** Begin **

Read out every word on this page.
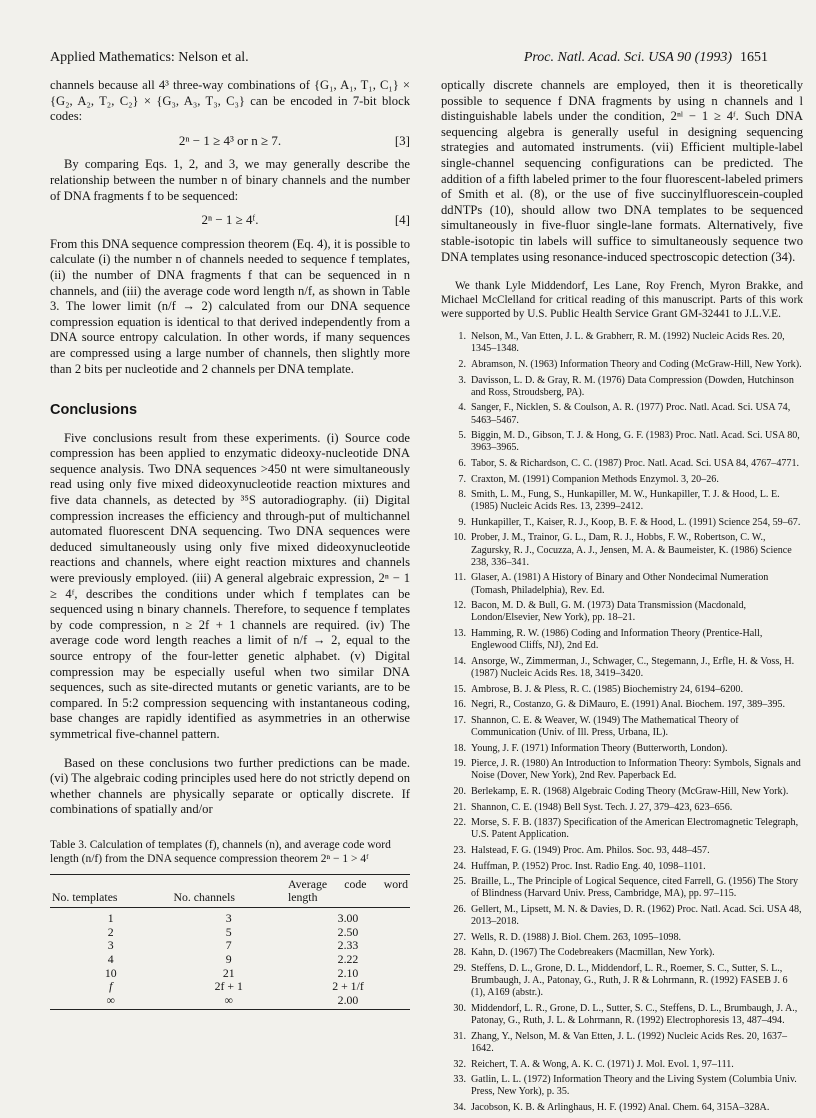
Applied Mathematics: Nelson et al.	Proc. Natl. Acad. Sci. USA 90 (1993) 1651

channels because all 4³ three-way combinations of {G₁, A₁, T₁, C₁} × {G₂, A₂, T₂, C₂} × {G₃, A₃, T₃, C₃} can be encoded in 7-bit block codes:

2ⁿ − 1 ≥ 4³ or n ≥ 7.	[3]

By comparing Eqs. 1, 2, and 3, we may generally describe the relationship between the number n of binary channels and the number of DNA fragments f to be sequenced:

2ⁿ − 1 ≥ 4ᶠ.	[4]

From this DNA sequence compression theorem (Eq. 4), it is possible to calculate (i) the number n of channels needed to sequence f templates, (ii) the number of DNA fragments f that can be sequenced in n channels, and (iii) the average code word length n/f, as shown in Table 3. The lower limit (n/f → 2) calculated from our DNA sequence compression equation is identical to that derived independently from a DNA source entropy calculation. In other words, if many sequences are compressed using a large number of channels, then slightly more than 2 bits per nucleotide and 2 channels per DNA template.

Conclusions

Five conclusions result from these experiments. (i) Source code compression has been applied to enzymatic dideoxy-nucleotide DNA sequence analysis. Two DNA sequences >450 nt were simultaneously read using only five mixed dideoxynucleotide reaction mixtures and five data channels, as detected by ³⁵S autoradiography. (ii) Digital compression increases the efficiency and through-put of multichannel automated fluorescent DNA sequencing. Two DNA sequences were deduced simultaneously using only five mixed dideoxynucleotide reactions and channels, where eight reaction mixtures and channels were previously employed. (iii) A general algebraic expression, 2ⁿ − 1 ≥ 4ᶠ, describes the conditions under which f templates can be sequenced using n binary channels. Therefore, to sequence f templates by code compression, n ≥ 2f + 1 channels are required. (iv) The average code word length reaches a limit of n/f → 2, equal to the source entropy of the four-letter genetic alphabet. (v) Digital compression may be especially useful when two similar DNA sequences, such as site-directed mutants or genetic variants, are to be compared. In 5:2 compression sequencing with instantaneous coding, base changes are rapidly identified as asymmetries in an otherwise symmetrical five-channel pattern.

Based on these conclusions two further predictions can be made. (vi) The algebraic coding principles used here do not strictly depend on whether channels are physically separate or optically discrete. If combinations of spatially and/or

Table 3. Calculation of templates (f), channels (n), and average code word length (n/f) from the DNA sequence compression theorem 2ⁿ − 1 > 4ᶠ

No. templates	No. channels	Average code word length
1	3	3.00
2	5	2.50
3	7	2.33
4	9	2.22
10	21	2.10
f	2f + 1	2 + 1/f
∞	∞	2.00

optically discrete channels are employed, then it is theoretically possible to sequence f DNA fragments by using n channels and l distinguishable labels under the condition, 2ⁿˡ − 1 ≥ 4ᶠ. Such DNA sequencing algebra is generally useful in designing sequencing strategies and automated instruments. (vii) Efficient multiple-label single-channel sequencing configurations can be predicted. The addition of a fifth labeled primer to the four fluorescent-labeled primers of Smith et al. (8), or the use of five succinylfluorescein-coupled ddNTPs (10), should allow two DNA templates to be sequenced simultaneously in five-fluor single-lane formats. Alternatively, five stable-isotopic tin labels will suffice to simultaneously sequence two DNA templates using resonance-induced spectroscopic detection (34).

We thank Lyle Middendorf, Les Lane, Roy French, Myron Brakke, and Michael McClelland for critical reading of this manuscript. Parts of this work were supported by U.S. Public Health Service Grant GM-32441 to J.L.V.E.

1. Nelson, M., Van Etten, J. L. & Grabherr, R. M. (1992) Nucleic Acids Res. 20, 1345–1348.
2. Abramson, N. (1963) Information Theory and Coding (McGraw-Hill, New York).
3. Davisson, L. D. & Gray, R. M. (1976) Data Compression (Dowden, Hutchinson and Ross, Stroudsberg, PA).
4. Sanger, F., Nicklen, S. & Coulson, A. R. (1977) Proc. Natl. Acad. Sci. USA 74, 5463–5467.
5. Biggin, M. D., Gibson, T. J. & Hong, G. F. (1983) Proc. Natl. Acad. Sci. USA 80, 3963–3965.
6. Tabor, S. & Richardson, C. C. (1987) Proc. Natl. Acad. Sci. USA 84, 4767–4771.
7. Craxton, M. (1991) Companion Methods Enzymol. 3, 20–26.
8. Smith, L. M., Fung, S., Hunkapiller, M. W., Hunkapiller, T. J. & Hood, L. E. (1985) Nucleic Acids Res. 13, 2399–2412.
9. Hunkapiller, T., Kaiser, R. J., Koop, B. F. & Hood, L. (1991) Science 254, 59–67.
10. Prober, J. M., Trainor, G. L., Dam, R. J., Hobbs, F. W., Robertson, C. W., Zagursky, R. J., Cocuzza, A. J., Jensen, M. A. & Baumeister, K. (1986) Science 238, 336–341.
11. Glaser, A. (1981) A History of Binary and Other Nondecimal Numeration (Tomash, Philadelphia), Rev. Ed.
12. Bacon, M. D. & Bull, G. M. (1973) Data Transmission (Macdonald, London/Elsevier, New York), pp. 18–21.
13. Hamming, R. W. (1986) Coding and Information Theory (Prentice-Hall, Englewood Cliffs, NJ), 2nd Ed.
14. Ansorge, W., Zimmerman, J., Schwager, C., Stegemann, J., Erfle, H. & Voss, H. (1987) Nucleic Acids Res. 18, 3419–3420.
15. Ambrose, B. J. & Pless, R. C. (1985) Biochemistry 24, 6194–6200.
16. Negri, R., Costanzo, G. & DiMauro, E. (1991) Anal. Biochem. 197, 389–395.
17. Shannon, C. E. & Weaver, W. (1949) The Mathematical Theory of Communication (Univ. of Ill. Press, Urbana, IL).
18. Young, J. F. (1971) Information Theory (Butterworth, London).
19. Pierce, J. R. (1980) An Introduction to Information Theory: Symbols, Signals and Noise (Dover, New York), 2nd Rev. Paperback Ed.
20. Berlekamp, E. R. (1968) Algebraic Coding Theory (McGraw-Hill, New York).
21. Shannon, C. E. (1948) Bell Syst. Tech. J. 27, 379–423, 623–656.
22. Morse, S. F. B. (1837) Specification of the American Electromagnetic Telegraph, U.S. Patent Application.
23. Halstead, F. G. (1949) Proc. Am. Philos. Soc. 93, 448–457.
24. Huffman, P. (1952) Proc. Inst. Radio Eng. 40, 1098–1101.
25. Braille, L., The Principle of Logical Sequence, cited Farrell, G. (1956) The Story of Blindness (Harvard Univ. Press, Cambridge, MA), pp. 97–115.
26. Gellert, M., Lipsett, M. N. & Davies, D. R. (1962) Proc. Natl. Acad. Sci. USA 48, 2013–2018.
27. Wells, R. D. (1988) J. Biol. Chem. 263, 1095–1098.
28. Kahn, D. (1967) The Codebreakers (Macmillan, New York).
29. Steffens, D. L., Grone, D. L., Middendorf, L. R., Roemer, S. C., Sutter, S. L., Brumbaugh, J. A., Patonay, G., Ruth, J. R & Lohrmann, R. (1992) FASEB J. 6 (1), A169 (abstr.).
30. Middendorf, L. R., Grone, D. L., Sutter, S. C., Steffens, D. L., Brumbaugh, J. A., Patonay, G., Ruth, J. L. & Lohrmann, R. (1992) Electrophoresis 13, 487–494.
31. Zhang, Y., Nelson, M. & Van Etten, J. L. (1992) Nucleic Acids Res. 20, 1637–1642.
32. Reichert, T. A. & Wong, A. K. C. (1971) J. Mol. Evol. 1, 97–111.
33. Gatlin, L. L. (1972) Information Theory and the Living System (Columbia Univ. Press, New York), p. 35.
34. Jacobson, K. B. & Arlinghaus, H. F. (1992) Anal. Chem. 64, 315A–328A.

** End **

TO DO >> Write out every record above exactly as it stands, but leave out the pictures.

ANSWER >>
Read out every word on this page.
Applied Mathematics: Nelson et al.	Proc. Natl. Acad. Sci. USA 90 (1993) 1651

channels because all 4³ three-way combinations of {G₁, A₁, T₁, C₁} × {G₂, A₂, T₂, C₂} × {G₃, A₃, T₃, C₃} can be encoded in 7-bit block codes:

2ⁿ − 1 ≥ 4³ or n ≥ 7.	[3]

By comparing Eqs. 1, 2, and 3, we may generally describe the relationship between the number n of binary channels and the number of DNA fragments f to be sequenced:

2ⁿ − 1 ≥ 4ᶠ.	[4]

From this DNA sequence compression theorem (Eq. 4), it is possible to calculate (i) the number n of channels needed to sequence f templates, (ii) the number of DNA fragments f that can be sequenced in n channels, and (iii) the average code word length n/f, as shown in Table 3. The lower limit (n/f → 2) calculated from our DNA sequence compression equation is identical to that derived independently from a DNA source entropy calculation. In other words, if many sequences are compressed using a large number of channels, then slightly more than 2 bits per nucleotide and 2 channels per DNA template.

Conclusions

Five conclusions result from these experiments. (i) Source code compression has been applied to enzymatic dideoxy-nucleotide DNA sequence analysis. Two DNA sequences >450 nt were simultaneously read using only five mixed dideoxynucleotide reaction mixtures and five data channels, as detected by ³⁵S autoradiography. (ii) Digital compression increases the efficiency and through-put of multichannel automated fluorescent DNA sequencing. Two DNA sequences were deduced simultaneously using only five mixed dideoxynucleotide reactions and channels, where eight reaction mixtures and channels were previously employed. (iii) A general algebraic expression, 2ⁿ − 1 ≥ 4ᶠ, describes the conditions under which f templates can be sequenced using n binary channels. Therefore, to sequence f templates by code compression, n ≥ 2f + 1 channels are required. (iv) The average code word length reaches a limit of n/f → 2, equal to the source entropy of the four-letter genetic alphabet. (v) Digital compression may be especially useful when two similar DNA sequences, such as site-directed mutants or genetic variants, are to be compared. In 5:2 compression sequencing with instantaneous coding, base changes are rapidly identified as asymmetries in an otherwise symmetrical five-channel pattern.

Based on these conclusions two further predictions can be made. (vi) The algebraic coding principles used here do not strictly depend on whether channels are physically separate or optically discrete. If combinations of spatially and/or

Table 3. Calculation of templates (f), channels (n), and average code word length (n/f) from the DNA sequence compression theorem 2ⁿ − 1 > 4ᶠ

No. templates	No. channels	Average code word length
1	3	3.00
2	5	2.50
3	7	2.33
4	9	2.22
10	21	2.10
f	2f + 1	2 + 1/f
∞	∞	2.00

optically discrete channels are employed, then it is theoretically possible to sequence f DNA fragments by using n channels and l distinguishable labels under the condition, 2ⁿˡ − 1 ≥ 4ᶠ. Such DNA sequencing algebra is generally useful in designing sequencing strategies and automated instruments. (vii) Efficient multiple-label single-channel sequencing configurations can be predicted. The addition of a fifth labeled primer to the four fluorescent-labeled primers of Smith et al. (8), or the use of five succinylfluorescein-coupled ddNTPs (10), should allow two DNA templates to be sequenced simultaneously in five-fluor single-lane formats. Alternatively, five stable-isotopic tin labels will suffice to simultaneously sequence two DNA templates using resonance-induced spectroscopic detection (34).

We thank Lyle Middendorf, Les Lane, Roy French, Myron Brakke, and Michael McClelland for critical reading of this manuscript. Parts of this work were supported by U.S. Public Health Service Grant GM-32441 to J.L.V.E.

1. Nelson, M., Van Etten, J. L. & Grabherr, R. M. (1992) Nucleic Acids Res. 20, 1345–1348.
2. Abramson, N. (1963) Information Theory and Coding (McGraw-Hill, New York).
3. Davisson, L. D. & Gray, R. M. (1976) Data Compression (Dowden, Hutchinson and Ross, Stroudsberg, PA).
4. Sanger, F., Nicklen, S. & Coulson, A. R. (1977) Proc. Natl. Acad. Sci. USA 74, 5463–5467.
5. Biggin, M. D., Gibson, T. J. & Hong, G. F. (1983) Proc. Natl. Acad. Sci. USA 80, 3963–3965.
6. Tabor, S. & Richardson, C. C. (1987) Proc. Natl. Acad. Sci. USA 84, 4767–4771.
7. Craxton, M. (1991) Companion Methods Enzymol. 3, 20–26.
8. Smith, L. M., Fung, S., Hunkapiller, M. W., Hunkapiller, T. J. & Hood, L. E. (1985) Nucleic Acids Res. 13, 2399–2412.
9. Hunkapiller, T., Kaiser, R. J., Koop, B. F. & Hood, L. (1991) Science 254, 59–67.
10. Prober, J. M., Trainor, G. L., Dam, R. J., Hobbs, F. W., Robertson, C. W., Zagursky, R. J., Cocuzza, A. J., Jensen, M. A. & Baumeister, K. (1986) Science 238, 336–341.
11. Glaser, A. (1981) A History of Binary and Other Nondecimal Numeration (Tomash, Philadelphia), Rev. Ed.
12. Bacon, M. D. & Bull, G. M. (1973) Data Transmission (Macdonald, London/Elsevier, New York), pp. 18–21.
13. Hamming, R. W. (1986) Coding and Information Theory (Prentice-Hall, Englewood Cliffs, NJ), 2nd Ed.
14. Ansorge, W., Zimmerman, J., Schwager, C., Stegemann, J., Erfle, H. & Voss, H. (1987) Nucleic Acids Res. 18, 3419–3420.
15. Ambrose, B. J. & Pless, R. C. (1985) Biochemistry 24, 6194–6200.
16. Negri, R., Costanzo, G. & DiMauro, E. (1991) Anal. Biochem. 197, 389–395.
17. Shannon, C. E. & Weaver, W. (1949) The Mathematical Theory of Communication (Univ. of Ill. Press, Urbana, IL).
18. Young, J. F. (1971) Information Theory (Butterworth, London).
19. Pierce, J. R. (1980) An Introduction to Information Theory: Symbols, Signals and Noise (Dover, New York), 2nd Rev. Paperback Ed.
20. Berlekamp, E. R. (1968) Algebraic Coding Theory (McGraw-Hill, New York).
21. Shannon, C. E. (1948) Bell Syst. Tech. J. 27, 379–423, 623–656.
22. Morse, S. F. B. (1837) Specification of the American Electromagnetic Telegraph, U.S. Patent Application.
23. Halstead, F. G. (1949) Proc. Am. Philos. Soc. 93, 448–457.
24. Huffman, P. (1952) Proc. Inst. Radio Eng. 40, 1098–1101.
25. Braille, L., The Principle of Logical Sequence, cited Farrell, G. (1956) The Story of Blindness (Harvard Univ. Press, Cambridge, MA), pp. 97–115.
26. Gellert, M., Lipsett, M. N. & Davies, D. R. (1962) Proc. Natl. Acad. Sci. USA 48, 2013–2018.
27. Wells, R. D. (1988) J. Biol. Chem. 263, 1095–1098.
28. Kahn, D. (1967) The Codebreakers (Macmillan, New York).
29. Steffens, D. L., Grone, D. L., Middendorf, L. R., Roemer, S. C., Sutter, S. L., Brumbaugh, J. A., Patonay, G., Ruth, J. R & Lohrmann, R. (1992) FASEB J. 6 (1), A169 (abstr.).
30. Middendorf, L. R., Grone, D. L., Sutter, S. C., Steffens, D. L., Brumbaugh, J. A., Patonay, G., Ruth, J. L. & Lohrmann, R. (1992) Electrophoresis 13, 487–494.
31. Zhang, Y., Nelson, M. & Van Etten, J. L. (1992) Nucleic Acids Res. 20, 1637–1642.
32. Reichert, T. A. & Wong, A. K. C. (1971) J. Mol. Evol. 1, 97–111.
33. Gatlin, L. L. (1972) Information Theory and the Living System (Columbia Univ. Press, New York), p. 35.
34. Jacobson, K. B. & Arlinghaus, H. F. (1992) Anal. Chem. 64, 315A–328A.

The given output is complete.